WHAT YOU WILL DO: Your job is to retype all of the data word for word, leaving every image out.

LISTED ENTRIES:
☆ ☆ ☆
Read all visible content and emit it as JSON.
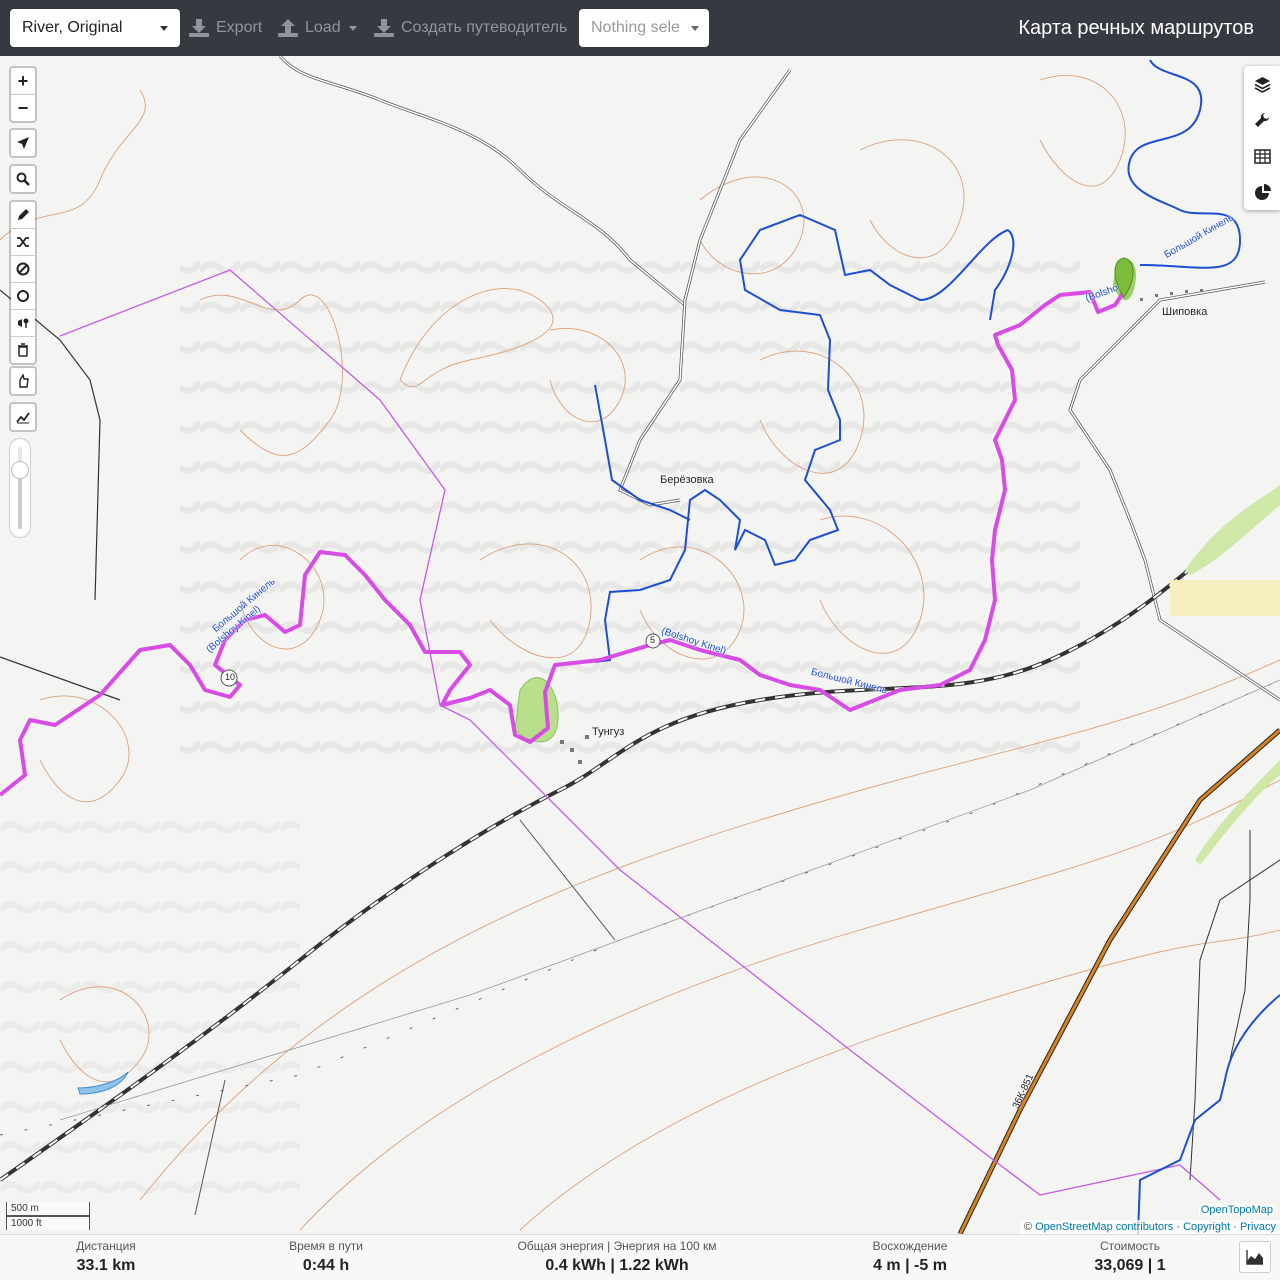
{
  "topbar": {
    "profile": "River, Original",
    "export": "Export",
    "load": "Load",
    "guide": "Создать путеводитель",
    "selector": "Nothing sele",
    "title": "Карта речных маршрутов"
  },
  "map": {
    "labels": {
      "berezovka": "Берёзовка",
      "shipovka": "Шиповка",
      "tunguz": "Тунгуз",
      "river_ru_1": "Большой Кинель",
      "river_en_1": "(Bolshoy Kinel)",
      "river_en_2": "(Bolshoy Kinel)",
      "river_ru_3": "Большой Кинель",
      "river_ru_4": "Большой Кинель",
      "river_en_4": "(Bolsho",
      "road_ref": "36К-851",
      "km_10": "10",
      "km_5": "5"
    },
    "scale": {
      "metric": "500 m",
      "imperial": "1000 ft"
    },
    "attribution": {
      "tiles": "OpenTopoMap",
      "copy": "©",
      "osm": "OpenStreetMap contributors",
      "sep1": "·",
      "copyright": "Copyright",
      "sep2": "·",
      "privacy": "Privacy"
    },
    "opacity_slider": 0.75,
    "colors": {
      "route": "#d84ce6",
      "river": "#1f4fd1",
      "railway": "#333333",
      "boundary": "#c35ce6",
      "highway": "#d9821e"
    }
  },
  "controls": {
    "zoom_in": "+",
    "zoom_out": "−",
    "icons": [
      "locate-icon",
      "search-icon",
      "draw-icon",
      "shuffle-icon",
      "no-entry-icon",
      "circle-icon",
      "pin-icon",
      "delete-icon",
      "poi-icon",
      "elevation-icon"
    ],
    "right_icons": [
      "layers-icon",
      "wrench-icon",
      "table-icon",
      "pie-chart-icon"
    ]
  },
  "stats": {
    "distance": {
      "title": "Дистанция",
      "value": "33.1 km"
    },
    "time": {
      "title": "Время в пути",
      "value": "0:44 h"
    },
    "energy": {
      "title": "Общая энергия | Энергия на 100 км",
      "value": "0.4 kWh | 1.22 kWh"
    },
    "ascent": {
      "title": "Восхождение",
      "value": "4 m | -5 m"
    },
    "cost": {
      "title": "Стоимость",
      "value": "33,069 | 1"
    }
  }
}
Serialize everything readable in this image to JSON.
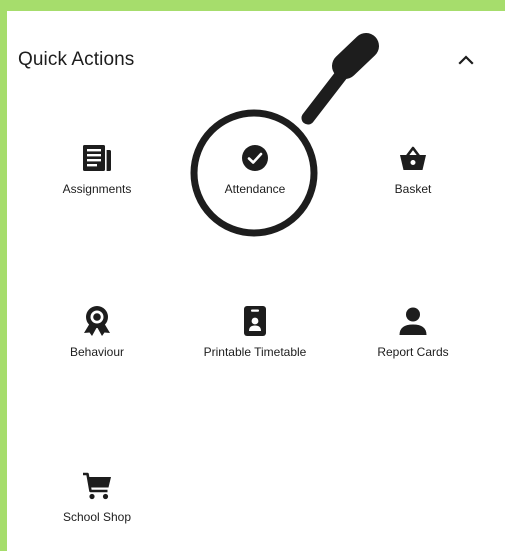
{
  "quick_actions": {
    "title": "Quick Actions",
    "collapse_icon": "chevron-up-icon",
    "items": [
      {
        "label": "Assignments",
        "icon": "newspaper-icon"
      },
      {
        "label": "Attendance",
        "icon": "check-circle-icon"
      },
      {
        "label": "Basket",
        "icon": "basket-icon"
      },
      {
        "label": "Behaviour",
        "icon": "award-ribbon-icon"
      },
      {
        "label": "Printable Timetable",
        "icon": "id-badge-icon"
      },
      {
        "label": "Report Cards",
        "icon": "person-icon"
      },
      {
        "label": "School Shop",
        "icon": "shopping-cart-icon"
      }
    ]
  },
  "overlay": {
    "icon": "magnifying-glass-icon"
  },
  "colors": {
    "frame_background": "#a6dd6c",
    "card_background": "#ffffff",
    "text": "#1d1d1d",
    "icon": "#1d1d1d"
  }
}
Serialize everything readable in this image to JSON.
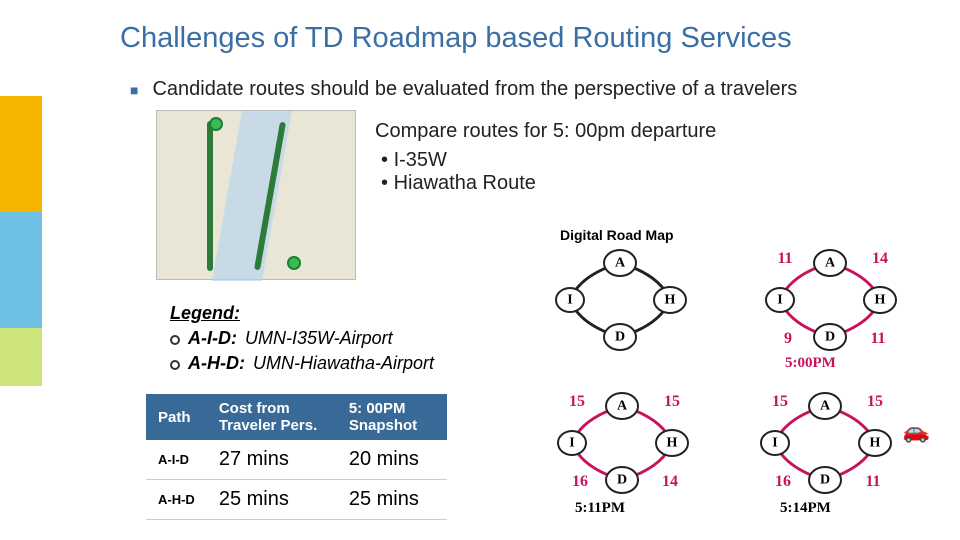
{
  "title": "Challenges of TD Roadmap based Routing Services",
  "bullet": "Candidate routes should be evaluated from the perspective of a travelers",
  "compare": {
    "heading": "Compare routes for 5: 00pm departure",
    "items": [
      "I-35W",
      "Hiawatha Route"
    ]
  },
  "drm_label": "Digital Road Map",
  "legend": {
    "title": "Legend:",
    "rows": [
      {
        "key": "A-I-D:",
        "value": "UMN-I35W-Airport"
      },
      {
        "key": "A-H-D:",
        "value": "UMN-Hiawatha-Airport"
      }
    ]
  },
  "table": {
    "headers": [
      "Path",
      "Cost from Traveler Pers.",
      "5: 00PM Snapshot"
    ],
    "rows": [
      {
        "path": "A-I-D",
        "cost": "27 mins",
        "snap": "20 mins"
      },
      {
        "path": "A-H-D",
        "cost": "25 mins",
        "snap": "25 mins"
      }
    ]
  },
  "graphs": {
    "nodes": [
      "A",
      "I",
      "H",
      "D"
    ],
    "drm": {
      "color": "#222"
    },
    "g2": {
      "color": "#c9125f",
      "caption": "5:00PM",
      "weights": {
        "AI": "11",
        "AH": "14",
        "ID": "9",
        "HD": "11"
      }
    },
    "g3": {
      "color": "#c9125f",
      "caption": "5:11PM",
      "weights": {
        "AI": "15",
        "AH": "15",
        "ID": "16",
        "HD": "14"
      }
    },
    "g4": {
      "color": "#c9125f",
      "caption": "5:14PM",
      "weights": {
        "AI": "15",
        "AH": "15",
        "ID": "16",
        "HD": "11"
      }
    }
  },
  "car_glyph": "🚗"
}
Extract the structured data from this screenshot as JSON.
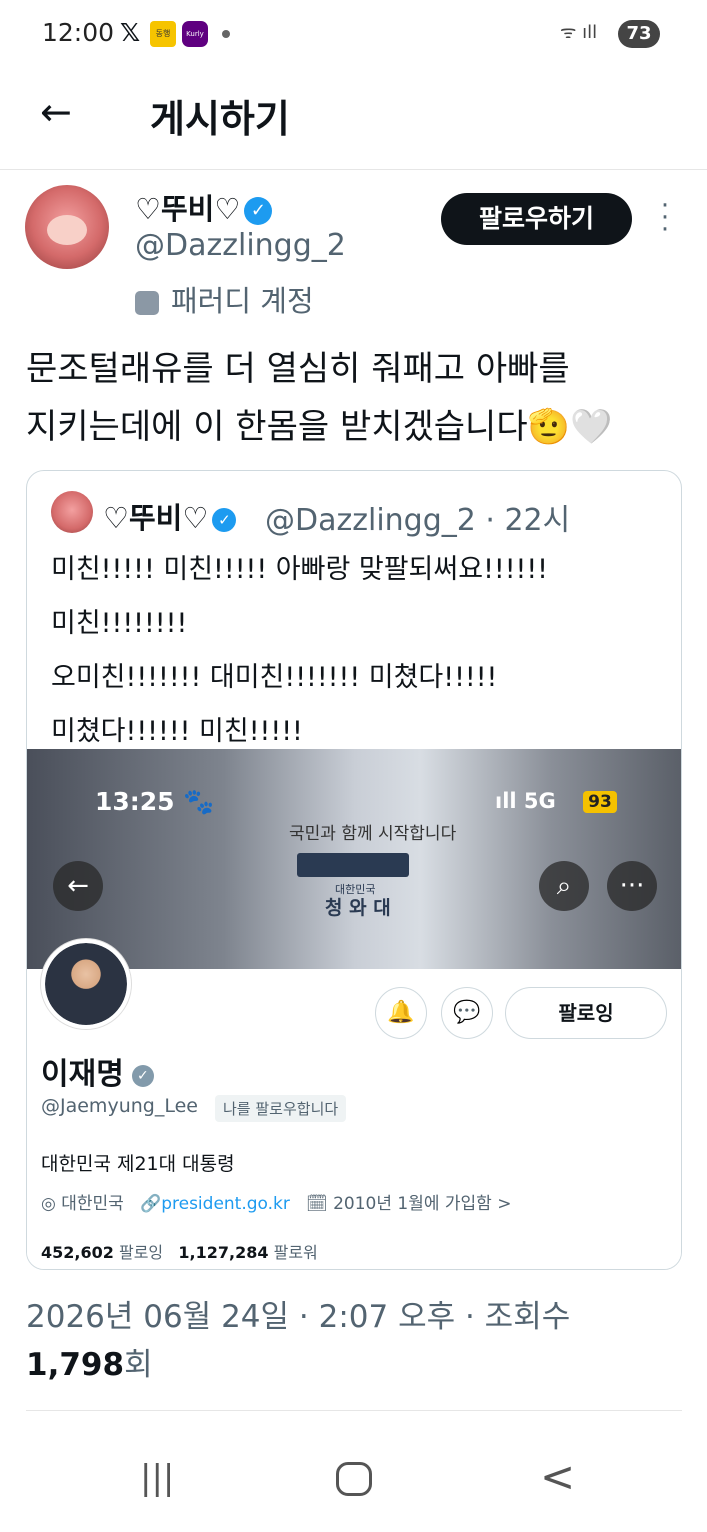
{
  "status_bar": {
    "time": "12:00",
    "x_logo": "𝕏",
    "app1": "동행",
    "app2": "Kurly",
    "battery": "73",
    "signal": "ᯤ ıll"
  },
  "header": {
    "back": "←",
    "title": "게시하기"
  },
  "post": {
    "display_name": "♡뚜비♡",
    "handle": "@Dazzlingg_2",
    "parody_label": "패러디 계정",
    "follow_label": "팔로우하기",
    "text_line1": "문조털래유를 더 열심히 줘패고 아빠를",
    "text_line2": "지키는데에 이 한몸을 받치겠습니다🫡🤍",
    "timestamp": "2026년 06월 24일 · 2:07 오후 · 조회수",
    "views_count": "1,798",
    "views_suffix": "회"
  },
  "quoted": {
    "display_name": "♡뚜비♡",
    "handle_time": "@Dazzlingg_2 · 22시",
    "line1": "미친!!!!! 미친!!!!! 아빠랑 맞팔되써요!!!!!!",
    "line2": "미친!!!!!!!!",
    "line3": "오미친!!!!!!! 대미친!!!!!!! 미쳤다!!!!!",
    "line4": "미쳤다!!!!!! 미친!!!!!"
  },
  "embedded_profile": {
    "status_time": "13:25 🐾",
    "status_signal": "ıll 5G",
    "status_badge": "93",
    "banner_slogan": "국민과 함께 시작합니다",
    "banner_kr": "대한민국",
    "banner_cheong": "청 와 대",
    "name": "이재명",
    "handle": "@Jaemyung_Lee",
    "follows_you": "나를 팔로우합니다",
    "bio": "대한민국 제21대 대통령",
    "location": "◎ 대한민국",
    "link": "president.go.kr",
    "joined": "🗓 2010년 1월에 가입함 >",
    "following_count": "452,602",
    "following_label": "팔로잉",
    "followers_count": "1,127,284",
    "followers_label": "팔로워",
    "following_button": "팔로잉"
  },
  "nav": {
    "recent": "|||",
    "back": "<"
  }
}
☆ ☆ ☆
RESULT OF THE EXERCISE:
Read all visible content and emit it as JSON.
{
  "topbar": {
    "profile": "River, Original",
    "export": "Export",
    "load": "Load",
    "guide": "Создать путеводитель",
    "selector": "Nothing sele",
    "title": "Карта речных маршрутов"
  },
  "map": {
    "labels": {
      "berezovka": "Берёзовка",
      "shipovka": "Шиповка",
      "tunguz": "Тунгуз",
      "river_ru_1": "Большой Кинель",
      "river_en_1": "(Bolshoy Kinel)",
      "river_en_2": "(Bolshoy Kinel)",
      "river_ru_3": "Большой Кинель",
      "river_ru_4": "Большой Кинель",
      "river_en_4": "(Bolsho",
      "road_ref": "36К-851",
      "km_10": "10",
      "km_5": "5"
    },
    "scale": {
      "metric": "500 m",
      "imperial": "1000 ft"
    },
    "attribution": {
      "tiles": "OpenTopoMap",
      "copy": "©",
      "osm": "OpenStreetMap contributors",
      "sep1": "·",
      "copyright": "Copyright",
      "sep2": "·",
      "privacy": "Privacy"
    },
    "opacity_slider": 0.75,
    "colors": {
      "route": "#d84ce6",
      "river": "#1f4fd1",
      "railway": "#333333",
      "boundary": "#c35ce6",
      "highway": "#d9821e"
    }
  },
  "controls": {
    "zoom_in": "+",
    "zoom_out": "−",
    "icons": [
      "locate-icon",
      "search-icon",
      "draw-icon",
      "shuffle-icon",
      "no-entry-icon",
      "circle-icon",
      "pin-icon",
      "delete-icon",
      "poi-icon",
      "elevation-icon"
    ],
    "right_icons": [
      "layers-icon",
      "wrench-icon",
      "table-icon",
      "pie-chart-icon"
    ]
  },
  "stats": {
    "distance": {
      "title": "Дистанция",
      "value": "33.1 km"
    },
    "time": {
      "title": "Время в пути",
      "value": "0:44 h"
    },
    "energy": {
      "title": "Общая энергия | Энергия на 100 км",
      "value": "0.4 kWh | 1.22 kWh"
    },
    "ascent": {
      "title": "Восхождение",
      "value": "4 m | -5 m"
    },
    "cost": {
      "title": "Стоимость",
      "value": "33,069 | 1"
    }
  }
}
Serialize everything readable in this image to JSON.
{
  "quick_actions": {
    "title": "Quick Actions",
    "collapse_icon": "chevron-up-icon",
    "items": [
      {
        "label": "Assignments",
        "icon": "newspaper-icon"
      },
      {
        "label": "Attendance",
        "icon": "check-circle-icon"
      },
      {
        "label": "Basket",
        "icon": "basket-icon"
      },
      {
        "label": "Behaviour",
        "icon": "award-ribbon-icon"
      },
      {
        "label": "Printable Timetable",
        "icon": "id-badge-icon"
      },
      {
        "label": "Report Cards",
        "icon": "person-icon"
      },
      {
        "label": "School Shop",
        "icon": "shopping-cart-icon"
      }
    ]
  },
  "overlay": {
    "icon": "magnifying-glass-icon"
  },
  "colors": {
    "frame_background": "#a6dd6c",
    "card_background": "#ffffff",
    "text": "#1d1d1d",
    "icon": "#1d1d1d"
  }
}
Serialize everything readable in this image to JSON.
{
  "title": "Challenges of TD Roadmap based Routing Services",
  "bullet": "Candidate routes should be evaluated from the perspective of a travelers",
  "compare": {
    "heading": "Compare routes for 5: 00pm departure",
    "items": [
      "I-35W",
      "Hiawatha Route"
    ]
  },
  "drm_label": "Digital Road Map",
  "legend": {
    "title": "Legend:",
    "rows": [
      {
        "key": "A-I-D:",
        "value": "UMN-I35W-Airport"
      },
      {
        "key": "A-H-D:",
        "value": "UMN-Hiawatha-Airport"
      }
    ]
  },
  "table": {
    "headers": [
      "Path",
      "Cost from Traveler Pers.",
      "5: 00PM Snapshot"
    ],
    "rows": [
      {
        "path": "A-I-D",
        "cost": "27 mins",
        "snap": "20 mins"
      },
      {
        "path": "A-H-D",
        "cost": "25 mins",
        "snap": "25 mins"
      }
    ]
  },
  "graphs": {
    "nodes": [
      "A",
      "I",
      "H",
      "D"
    ],
    "drm": {
      "color": "#222"
    },
    "g2": {
      "color": "#c9125f",
      "caption": "5:00PM",
      "weights": {
        "AI": "11",
        "AH": "14",
        "ID": "9",
        "HD": "11"
      }
    },
    "g3": {
      "color": "#c9125f",
      "caption": "5:11PM",
      "weights": {
        "AI": "15",
        "AH": "15",
        "ID": "16",
        "HD": "14"
      }
    },
    "g4": {
      "color": "#c9125f",
      "caption": "5:14PM",
      "weights": {
        "AI": "15",
        "AH": "15",
        "ID": "16",
        "HD": "11"
      }
    }
  },
  "car_glyph": "🚗"
}
Extract the structured data from this screenshot as JSON.
{
  "status_bar": {
    "time": "12:00",
    "x_logo": "𝕏",
    "app1": "동행",
    "app2": "Kurly",
    "battery": "73",
    "signal": "ᯤ ıll"
  },
  "header": {
    "back": "←",
    "title": "게시하기"
  },
  "post": {
    "display_name": "♡뚜비♡",
    "handle": "@Dazzlingg_2",
    "parody_label": "패러디 계정",
    "follow_label": "팔로우하기",
    "text_line1": "문조털래유를 더 열심히 줘패고 아빠를",
    "text_line2": "지키는데에 이 한몸을 받치겠습니다🫡🤍",
    "timestamp": "2026년 06월 24일 · 2:07 오후 · 조회수",
    "views_count": "1,798",
    "views_suffix": "회"
  },
  "quoted": {
    "display_name": "♡뚜비♡",
    "handle_time": "@Dazzlingg_2 · 22시",
    "line1": "미친!!!!! 미친!!!!! 아빠랑 맞팔되써요!!!!!!",
    "line2": "미친!!!!!!!!",
    "line3": "오미친!!!!!!! 대미친!!!!!!! 미쳤다!!!!!",
    "line4": "미쳤다!!!!!! 미친!!!!!"
  },
  "embedded_profile": {
    "status_time": "13:25 🐾",
    "status_signal": "ıll 5G",
    "status_badge": "93",
    "banner_slogan": "국민과 함께 시작합니다",
    "banner_kr": "대한민국",
    "banner_cheong": "청 와 대",
    "name": "이재명",
    "handle": "@Jaemyung_Lee",
    "follows_you": "나를 팔로우합니다",
    "bio": "대한민국 제21대 대통령",
    "location": "◎ 대한민국",
    "link": "president.go.kr",
    "joined": "🗓 2010년 1월에 가입함 >",
    "following_count": "452,602",
    "following_label": "팔로잉",
    "followers_count": "1,127,284",
    "followers_label": "팔로워",
    "following_button": "팔로잉"
  },
  "nav": {
    "recent": "|||",
    "back": "<"
  }
}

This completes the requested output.